[BEGIN Stored data]

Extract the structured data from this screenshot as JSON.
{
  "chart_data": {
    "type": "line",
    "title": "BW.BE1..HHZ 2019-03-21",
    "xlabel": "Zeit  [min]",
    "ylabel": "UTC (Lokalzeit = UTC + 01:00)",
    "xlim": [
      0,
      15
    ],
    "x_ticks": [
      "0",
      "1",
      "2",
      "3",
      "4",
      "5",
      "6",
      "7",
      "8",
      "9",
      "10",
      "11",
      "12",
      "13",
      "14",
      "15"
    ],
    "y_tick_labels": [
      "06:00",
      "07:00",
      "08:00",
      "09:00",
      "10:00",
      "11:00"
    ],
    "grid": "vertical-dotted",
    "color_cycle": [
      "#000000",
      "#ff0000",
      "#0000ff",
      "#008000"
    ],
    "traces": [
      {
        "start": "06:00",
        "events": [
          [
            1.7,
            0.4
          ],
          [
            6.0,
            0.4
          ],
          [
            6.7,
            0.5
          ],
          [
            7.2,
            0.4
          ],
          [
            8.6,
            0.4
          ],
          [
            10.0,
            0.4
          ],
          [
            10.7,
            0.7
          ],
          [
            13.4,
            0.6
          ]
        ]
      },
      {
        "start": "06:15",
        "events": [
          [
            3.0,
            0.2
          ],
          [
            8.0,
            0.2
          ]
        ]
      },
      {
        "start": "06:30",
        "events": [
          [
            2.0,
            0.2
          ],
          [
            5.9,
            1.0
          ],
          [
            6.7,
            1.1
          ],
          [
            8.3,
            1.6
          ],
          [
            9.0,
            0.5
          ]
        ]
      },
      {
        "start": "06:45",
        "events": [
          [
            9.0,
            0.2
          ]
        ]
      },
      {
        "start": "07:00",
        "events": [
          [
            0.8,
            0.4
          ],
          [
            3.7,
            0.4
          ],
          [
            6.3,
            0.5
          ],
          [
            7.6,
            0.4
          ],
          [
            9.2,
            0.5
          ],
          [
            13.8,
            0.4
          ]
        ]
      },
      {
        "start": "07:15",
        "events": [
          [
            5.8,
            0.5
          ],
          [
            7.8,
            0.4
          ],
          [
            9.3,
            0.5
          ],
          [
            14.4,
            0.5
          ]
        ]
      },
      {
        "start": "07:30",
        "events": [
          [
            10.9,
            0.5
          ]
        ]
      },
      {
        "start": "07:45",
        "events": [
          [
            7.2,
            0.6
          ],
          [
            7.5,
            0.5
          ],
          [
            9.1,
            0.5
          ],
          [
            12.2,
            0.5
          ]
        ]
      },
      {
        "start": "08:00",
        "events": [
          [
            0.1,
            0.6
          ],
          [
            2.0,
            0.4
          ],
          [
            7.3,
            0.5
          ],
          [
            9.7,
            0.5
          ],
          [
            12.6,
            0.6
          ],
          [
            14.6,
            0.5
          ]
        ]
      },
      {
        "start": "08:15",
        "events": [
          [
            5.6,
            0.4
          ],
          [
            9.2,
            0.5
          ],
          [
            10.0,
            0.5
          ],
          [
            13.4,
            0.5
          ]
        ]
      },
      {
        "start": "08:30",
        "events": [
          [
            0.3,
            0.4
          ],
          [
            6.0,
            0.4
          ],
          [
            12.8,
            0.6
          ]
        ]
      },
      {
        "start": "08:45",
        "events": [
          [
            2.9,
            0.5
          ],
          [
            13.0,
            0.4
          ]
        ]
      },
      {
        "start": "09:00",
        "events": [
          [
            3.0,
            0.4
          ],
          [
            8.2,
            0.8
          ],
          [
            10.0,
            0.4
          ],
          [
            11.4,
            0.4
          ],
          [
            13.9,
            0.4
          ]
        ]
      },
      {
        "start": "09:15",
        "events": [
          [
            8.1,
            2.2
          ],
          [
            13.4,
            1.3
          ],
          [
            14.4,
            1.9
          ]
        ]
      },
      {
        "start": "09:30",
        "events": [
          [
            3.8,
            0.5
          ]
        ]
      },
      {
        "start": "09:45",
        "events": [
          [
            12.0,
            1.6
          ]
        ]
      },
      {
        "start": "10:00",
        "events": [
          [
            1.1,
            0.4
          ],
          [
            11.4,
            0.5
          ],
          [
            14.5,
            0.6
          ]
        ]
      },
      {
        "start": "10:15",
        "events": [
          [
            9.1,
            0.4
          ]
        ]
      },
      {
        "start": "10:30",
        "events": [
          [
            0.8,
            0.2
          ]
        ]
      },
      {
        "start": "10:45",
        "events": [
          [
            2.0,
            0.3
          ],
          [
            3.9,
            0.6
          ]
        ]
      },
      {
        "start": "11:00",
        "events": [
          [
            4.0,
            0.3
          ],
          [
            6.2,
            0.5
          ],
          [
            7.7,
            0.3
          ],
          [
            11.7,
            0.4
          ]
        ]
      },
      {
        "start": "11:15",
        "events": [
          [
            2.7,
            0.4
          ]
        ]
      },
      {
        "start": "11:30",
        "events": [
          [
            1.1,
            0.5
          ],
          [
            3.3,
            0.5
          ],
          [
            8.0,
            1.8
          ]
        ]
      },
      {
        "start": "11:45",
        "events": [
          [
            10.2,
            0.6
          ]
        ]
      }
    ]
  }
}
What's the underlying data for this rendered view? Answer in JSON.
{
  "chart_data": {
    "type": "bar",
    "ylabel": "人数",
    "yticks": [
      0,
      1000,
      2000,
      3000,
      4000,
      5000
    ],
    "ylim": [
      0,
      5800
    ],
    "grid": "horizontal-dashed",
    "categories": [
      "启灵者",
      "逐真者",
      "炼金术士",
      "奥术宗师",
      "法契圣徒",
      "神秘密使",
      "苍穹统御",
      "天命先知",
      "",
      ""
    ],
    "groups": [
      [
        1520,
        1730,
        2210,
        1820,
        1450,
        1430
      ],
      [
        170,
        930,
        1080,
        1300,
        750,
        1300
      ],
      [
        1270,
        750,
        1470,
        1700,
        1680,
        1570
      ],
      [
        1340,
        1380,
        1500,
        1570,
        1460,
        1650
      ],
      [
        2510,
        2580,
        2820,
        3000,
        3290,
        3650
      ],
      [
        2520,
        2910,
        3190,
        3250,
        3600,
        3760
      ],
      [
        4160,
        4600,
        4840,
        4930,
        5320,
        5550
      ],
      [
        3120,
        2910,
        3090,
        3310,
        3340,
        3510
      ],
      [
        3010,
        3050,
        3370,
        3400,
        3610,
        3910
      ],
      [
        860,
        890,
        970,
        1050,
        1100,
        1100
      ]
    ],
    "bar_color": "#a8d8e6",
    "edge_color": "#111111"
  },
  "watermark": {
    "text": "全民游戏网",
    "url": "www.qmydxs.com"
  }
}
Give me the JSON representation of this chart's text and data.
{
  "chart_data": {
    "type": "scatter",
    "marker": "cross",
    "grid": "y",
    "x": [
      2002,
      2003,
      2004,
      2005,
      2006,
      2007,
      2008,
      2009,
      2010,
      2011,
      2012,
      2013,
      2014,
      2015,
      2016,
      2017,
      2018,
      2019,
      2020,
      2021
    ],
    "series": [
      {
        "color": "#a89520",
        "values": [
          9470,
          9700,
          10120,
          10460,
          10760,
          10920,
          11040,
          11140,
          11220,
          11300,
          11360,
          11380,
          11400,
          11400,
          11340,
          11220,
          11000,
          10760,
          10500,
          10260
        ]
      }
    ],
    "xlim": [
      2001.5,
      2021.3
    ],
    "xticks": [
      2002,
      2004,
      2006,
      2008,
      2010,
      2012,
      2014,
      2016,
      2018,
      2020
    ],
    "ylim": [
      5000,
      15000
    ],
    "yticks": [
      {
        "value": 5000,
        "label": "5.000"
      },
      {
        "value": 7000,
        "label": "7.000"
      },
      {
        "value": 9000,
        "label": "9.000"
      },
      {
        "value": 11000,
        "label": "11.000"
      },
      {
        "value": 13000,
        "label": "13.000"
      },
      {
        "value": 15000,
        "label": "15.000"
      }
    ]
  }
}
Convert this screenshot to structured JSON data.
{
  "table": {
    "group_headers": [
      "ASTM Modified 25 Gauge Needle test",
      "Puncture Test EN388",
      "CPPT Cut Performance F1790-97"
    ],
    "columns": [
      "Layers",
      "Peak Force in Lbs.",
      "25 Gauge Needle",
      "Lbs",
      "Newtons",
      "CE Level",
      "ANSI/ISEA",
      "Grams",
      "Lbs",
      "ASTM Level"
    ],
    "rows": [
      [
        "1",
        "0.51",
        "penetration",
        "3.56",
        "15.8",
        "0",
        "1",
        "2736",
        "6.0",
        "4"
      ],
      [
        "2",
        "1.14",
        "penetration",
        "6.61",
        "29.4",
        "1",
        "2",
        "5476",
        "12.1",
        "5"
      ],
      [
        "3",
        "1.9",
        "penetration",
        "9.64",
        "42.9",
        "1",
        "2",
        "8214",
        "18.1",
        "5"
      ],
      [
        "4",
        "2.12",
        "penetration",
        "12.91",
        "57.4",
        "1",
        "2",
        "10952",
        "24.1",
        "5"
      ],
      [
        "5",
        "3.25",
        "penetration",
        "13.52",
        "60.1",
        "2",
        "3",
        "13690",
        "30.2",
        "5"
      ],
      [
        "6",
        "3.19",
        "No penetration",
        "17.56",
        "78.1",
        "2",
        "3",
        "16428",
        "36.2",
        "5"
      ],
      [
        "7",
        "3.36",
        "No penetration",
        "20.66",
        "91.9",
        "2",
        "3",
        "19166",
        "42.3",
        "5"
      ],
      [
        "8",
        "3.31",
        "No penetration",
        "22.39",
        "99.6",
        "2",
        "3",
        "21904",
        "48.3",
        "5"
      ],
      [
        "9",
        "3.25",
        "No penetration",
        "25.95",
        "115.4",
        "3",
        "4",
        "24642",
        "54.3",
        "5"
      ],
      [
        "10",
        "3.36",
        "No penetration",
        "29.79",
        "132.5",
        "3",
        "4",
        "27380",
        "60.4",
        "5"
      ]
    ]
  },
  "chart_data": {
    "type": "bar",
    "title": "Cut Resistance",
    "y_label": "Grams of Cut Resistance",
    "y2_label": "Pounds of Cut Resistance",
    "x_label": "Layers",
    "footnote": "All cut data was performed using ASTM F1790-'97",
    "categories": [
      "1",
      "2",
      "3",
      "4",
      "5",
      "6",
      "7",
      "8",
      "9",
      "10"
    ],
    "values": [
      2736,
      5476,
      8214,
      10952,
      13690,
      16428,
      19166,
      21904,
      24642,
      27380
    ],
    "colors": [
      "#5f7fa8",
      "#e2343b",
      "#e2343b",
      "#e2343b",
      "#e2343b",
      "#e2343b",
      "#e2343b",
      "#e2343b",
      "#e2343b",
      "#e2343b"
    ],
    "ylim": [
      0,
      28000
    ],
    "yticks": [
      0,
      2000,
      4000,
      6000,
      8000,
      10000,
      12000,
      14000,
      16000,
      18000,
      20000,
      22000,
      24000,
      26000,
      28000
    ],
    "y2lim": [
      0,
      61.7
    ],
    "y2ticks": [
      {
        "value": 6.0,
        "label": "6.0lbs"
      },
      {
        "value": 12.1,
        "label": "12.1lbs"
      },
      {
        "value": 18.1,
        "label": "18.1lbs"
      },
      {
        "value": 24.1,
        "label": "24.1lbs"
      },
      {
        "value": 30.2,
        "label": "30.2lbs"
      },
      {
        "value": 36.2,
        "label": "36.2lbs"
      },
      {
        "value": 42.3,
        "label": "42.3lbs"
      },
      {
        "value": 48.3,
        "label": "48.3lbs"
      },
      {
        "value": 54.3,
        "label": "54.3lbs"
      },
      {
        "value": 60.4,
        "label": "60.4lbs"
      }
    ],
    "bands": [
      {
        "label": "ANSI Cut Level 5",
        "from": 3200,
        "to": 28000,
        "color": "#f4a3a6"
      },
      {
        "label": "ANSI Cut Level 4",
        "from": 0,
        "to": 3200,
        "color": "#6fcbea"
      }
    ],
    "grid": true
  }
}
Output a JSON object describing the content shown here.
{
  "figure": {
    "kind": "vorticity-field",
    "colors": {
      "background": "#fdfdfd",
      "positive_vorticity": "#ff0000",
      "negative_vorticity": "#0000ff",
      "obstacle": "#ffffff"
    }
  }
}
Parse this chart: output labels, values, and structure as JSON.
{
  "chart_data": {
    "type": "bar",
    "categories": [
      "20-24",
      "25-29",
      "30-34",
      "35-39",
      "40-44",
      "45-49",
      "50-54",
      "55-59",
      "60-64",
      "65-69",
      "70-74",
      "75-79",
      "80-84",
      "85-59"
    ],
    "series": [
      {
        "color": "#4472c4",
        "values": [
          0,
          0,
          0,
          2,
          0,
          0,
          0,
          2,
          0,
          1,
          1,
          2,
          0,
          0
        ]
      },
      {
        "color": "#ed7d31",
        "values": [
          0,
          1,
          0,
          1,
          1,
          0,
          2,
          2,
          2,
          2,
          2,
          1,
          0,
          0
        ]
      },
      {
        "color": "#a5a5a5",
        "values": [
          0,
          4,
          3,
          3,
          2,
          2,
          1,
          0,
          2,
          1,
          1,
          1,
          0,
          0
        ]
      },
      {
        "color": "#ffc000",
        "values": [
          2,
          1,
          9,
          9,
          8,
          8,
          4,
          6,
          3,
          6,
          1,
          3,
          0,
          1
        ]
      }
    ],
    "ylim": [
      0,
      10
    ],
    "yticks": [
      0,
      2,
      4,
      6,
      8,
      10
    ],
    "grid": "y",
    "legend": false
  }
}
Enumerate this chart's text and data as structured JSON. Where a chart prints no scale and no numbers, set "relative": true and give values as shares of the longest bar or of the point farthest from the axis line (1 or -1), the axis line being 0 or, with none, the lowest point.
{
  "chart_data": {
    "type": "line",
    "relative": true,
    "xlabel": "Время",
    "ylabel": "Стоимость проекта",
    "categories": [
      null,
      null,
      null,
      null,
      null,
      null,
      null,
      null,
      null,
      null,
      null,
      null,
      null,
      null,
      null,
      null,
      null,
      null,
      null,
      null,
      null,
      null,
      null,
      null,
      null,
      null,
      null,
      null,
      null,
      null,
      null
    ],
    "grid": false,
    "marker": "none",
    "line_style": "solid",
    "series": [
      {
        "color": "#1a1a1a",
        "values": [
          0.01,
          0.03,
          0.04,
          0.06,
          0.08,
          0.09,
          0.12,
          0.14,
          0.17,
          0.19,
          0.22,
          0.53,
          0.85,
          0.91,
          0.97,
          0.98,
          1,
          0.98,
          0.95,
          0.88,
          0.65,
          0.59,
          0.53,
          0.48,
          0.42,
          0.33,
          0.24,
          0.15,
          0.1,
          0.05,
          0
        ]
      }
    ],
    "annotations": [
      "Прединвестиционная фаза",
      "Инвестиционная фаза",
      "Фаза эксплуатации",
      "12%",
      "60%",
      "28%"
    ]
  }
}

[END Stored data]

• [Aim of the task]: Where does the word "Grams" appear? Return each line that holds it.

• [Result of this task]:
      "Grams",
    "y_label": "Grams of Cut Resistance",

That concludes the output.